Exercise brief
Your task is to extract the lines from the one holding "Output the underlying" through the end of the material. Set them down exactly and add nothing.

::::

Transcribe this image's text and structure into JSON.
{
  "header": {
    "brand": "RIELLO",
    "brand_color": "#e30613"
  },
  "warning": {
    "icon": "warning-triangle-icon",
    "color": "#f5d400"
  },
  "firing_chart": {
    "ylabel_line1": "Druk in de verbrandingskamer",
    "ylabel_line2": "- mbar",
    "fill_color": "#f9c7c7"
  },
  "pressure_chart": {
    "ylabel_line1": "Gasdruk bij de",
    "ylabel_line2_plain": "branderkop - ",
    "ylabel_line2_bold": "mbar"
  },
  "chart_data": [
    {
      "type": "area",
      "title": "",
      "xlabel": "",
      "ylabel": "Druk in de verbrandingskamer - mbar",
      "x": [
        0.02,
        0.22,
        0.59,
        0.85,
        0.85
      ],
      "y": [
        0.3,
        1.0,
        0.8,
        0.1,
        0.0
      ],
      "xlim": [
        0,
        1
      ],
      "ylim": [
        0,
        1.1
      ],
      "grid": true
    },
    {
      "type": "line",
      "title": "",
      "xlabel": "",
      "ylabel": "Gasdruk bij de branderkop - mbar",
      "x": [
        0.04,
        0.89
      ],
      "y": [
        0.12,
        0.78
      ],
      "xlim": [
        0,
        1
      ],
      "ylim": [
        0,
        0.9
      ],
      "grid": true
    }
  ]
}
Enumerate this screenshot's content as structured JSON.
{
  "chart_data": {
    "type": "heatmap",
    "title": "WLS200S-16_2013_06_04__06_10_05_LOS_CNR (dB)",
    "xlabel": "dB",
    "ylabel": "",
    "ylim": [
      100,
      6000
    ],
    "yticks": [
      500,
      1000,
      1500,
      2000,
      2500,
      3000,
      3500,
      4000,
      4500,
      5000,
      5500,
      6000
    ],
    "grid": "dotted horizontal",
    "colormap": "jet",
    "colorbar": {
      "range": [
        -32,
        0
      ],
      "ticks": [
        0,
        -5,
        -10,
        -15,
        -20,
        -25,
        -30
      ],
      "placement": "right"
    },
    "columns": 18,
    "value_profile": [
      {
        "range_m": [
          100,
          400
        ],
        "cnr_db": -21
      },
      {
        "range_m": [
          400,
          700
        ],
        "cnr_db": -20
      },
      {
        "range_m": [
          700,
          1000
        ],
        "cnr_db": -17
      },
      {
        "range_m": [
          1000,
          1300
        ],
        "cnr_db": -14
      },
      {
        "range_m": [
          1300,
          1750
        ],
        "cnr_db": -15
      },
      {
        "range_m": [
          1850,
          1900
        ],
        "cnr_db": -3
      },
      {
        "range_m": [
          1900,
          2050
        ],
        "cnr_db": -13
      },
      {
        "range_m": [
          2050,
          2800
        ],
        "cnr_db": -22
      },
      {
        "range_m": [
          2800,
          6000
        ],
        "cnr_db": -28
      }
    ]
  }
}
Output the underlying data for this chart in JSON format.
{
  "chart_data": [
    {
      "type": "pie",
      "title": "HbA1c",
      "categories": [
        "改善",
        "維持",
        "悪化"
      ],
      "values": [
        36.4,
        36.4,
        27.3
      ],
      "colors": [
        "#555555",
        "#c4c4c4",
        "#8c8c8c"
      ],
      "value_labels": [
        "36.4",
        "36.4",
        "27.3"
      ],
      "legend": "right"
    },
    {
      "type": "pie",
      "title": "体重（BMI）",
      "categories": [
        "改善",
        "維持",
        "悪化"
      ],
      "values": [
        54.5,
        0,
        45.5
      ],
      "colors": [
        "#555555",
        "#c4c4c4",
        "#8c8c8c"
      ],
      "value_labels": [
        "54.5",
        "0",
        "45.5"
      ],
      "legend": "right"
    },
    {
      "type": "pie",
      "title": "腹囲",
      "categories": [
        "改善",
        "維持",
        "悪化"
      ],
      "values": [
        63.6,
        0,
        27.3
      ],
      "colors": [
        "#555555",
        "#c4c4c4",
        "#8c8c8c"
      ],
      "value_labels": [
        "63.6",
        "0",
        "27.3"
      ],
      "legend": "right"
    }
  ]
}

::::

Full output
Output the underlying data for this chart in JSON format.
{
  "chart_data": [
    {
      "type": "pie",
      "title": "HbA1c",
      "categories": [
        "改善",
        "維持",
        "悪化"
      ],
      "values": [
        36.4,
        36.4,
        27.3
      ],
      "colors": [
        "#555555",
        "#c4c4c4",
        "#8c8c8c"
      ],
      "value_labels": [
        "36.4",
        "36.4",
        "27.3"
      ],
      "legend": "right"
    },
    {
      "type": "pie",
      "title": "体重（BMI）",
      "categories": [
        "改善",
        "維持",
        "悪化"
      ],
      "values": [
        54.5,
        0,
        45.5
      ],
      "colors": [
        "#555555",
        "#c4c4c4",
        "#8c8c8c"
      ],
      "value_labels": [
        "54.5",
        "0",
        "45.5"
      ],
      "legend": "right"
    },
    {
      "type": "pie",
      "title": "腹囲",
      "categories": [
        "改善",
        "維持",
        "悪化"
      ],
      "values": [
        63.6,
        0,
        27.3
      ],
      "colors": [
        "#555555",
        "#c4c4c4",
        "#8c8c8c"
      ],
      "value_labels": [
        "63.6",
        "0",
        "27.3"
      ],
      "legend": "right"
    }
  ]
}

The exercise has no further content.